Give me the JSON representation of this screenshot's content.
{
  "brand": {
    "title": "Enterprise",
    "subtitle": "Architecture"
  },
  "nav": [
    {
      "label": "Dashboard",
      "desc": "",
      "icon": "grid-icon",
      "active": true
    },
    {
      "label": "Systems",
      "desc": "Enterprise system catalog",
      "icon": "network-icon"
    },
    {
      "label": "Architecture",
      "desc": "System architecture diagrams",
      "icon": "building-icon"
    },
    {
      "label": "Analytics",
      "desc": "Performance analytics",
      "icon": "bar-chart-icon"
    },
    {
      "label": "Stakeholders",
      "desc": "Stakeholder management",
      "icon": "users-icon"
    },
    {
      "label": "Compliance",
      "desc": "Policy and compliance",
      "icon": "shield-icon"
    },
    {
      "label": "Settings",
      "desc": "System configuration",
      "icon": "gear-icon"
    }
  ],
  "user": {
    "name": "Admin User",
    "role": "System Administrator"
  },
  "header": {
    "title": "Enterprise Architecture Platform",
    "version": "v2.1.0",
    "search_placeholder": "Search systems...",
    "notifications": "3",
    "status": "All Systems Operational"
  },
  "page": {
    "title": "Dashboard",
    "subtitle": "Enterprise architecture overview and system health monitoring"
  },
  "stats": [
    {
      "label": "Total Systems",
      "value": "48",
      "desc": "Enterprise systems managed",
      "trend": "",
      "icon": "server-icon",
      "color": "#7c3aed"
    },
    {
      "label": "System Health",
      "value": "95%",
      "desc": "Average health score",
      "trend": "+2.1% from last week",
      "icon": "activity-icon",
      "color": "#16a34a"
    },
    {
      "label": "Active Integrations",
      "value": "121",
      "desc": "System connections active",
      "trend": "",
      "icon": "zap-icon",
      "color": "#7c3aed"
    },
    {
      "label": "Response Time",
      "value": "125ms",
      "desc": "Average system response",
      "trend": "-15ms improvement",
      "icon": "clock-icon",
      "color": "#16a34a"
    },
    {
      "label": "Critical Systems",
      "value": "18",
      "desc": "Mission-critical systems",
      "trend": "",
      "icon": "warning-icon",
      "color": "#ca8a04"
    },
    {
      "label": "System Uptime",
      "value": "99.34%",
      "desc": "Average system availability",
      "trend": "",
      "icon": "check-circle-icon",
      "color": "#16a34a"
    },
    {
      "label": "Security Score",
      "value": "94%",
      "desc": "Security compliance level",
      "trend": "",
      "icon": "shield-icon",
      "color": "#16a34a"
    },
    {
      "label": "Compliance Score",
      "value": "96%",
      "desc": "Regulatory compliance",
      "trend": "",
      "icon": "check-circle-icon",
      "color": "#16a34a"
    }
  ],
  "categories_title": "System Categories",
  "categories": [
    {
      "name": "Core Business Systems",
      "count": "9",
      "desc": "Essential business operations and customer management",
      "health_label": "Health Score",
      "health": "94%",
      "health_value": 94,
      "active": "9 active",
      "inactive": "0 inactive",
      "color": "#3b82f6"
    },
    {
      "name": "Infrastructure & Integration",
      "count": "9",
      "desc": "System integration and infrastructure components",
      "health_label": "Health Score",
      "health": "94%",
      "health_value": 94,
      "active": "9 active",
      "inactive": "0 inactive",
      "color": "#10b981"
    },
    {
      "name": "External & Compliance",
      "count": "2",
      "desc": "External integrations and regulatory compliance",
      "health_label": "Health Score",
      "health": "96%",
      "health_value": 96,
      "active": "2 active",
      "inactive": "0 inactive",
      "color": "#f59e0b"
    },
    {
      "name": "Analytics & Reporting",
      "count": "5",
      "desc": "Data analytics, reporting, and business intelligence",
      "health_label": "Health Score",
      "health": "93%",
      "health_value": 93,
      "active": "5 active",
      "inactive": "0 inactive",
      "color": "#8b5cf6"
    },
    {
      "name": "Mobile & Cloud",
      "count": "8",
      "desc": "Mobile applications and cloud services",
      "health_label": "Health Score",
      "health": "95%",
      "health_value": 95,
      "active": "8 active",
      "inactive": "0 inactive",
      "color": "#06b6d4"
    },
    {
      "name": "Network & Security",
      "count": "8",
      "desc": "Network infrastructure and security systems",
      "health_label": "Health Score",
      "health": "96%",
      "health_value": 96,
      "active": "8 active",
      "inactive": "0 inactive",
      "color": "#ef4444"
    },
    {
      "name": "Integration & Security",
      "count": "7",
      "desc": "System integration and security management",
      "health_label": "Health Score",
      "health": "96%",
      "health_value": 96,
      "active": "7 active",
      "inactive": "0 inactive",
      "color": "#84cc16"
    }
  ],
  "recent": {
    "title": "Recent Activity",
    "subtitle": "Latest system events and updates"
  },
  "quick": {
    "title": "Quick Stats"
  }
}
------------------------------------
Of the lines in the records, determine how many contain the word "subtitle", and report that number alone.

3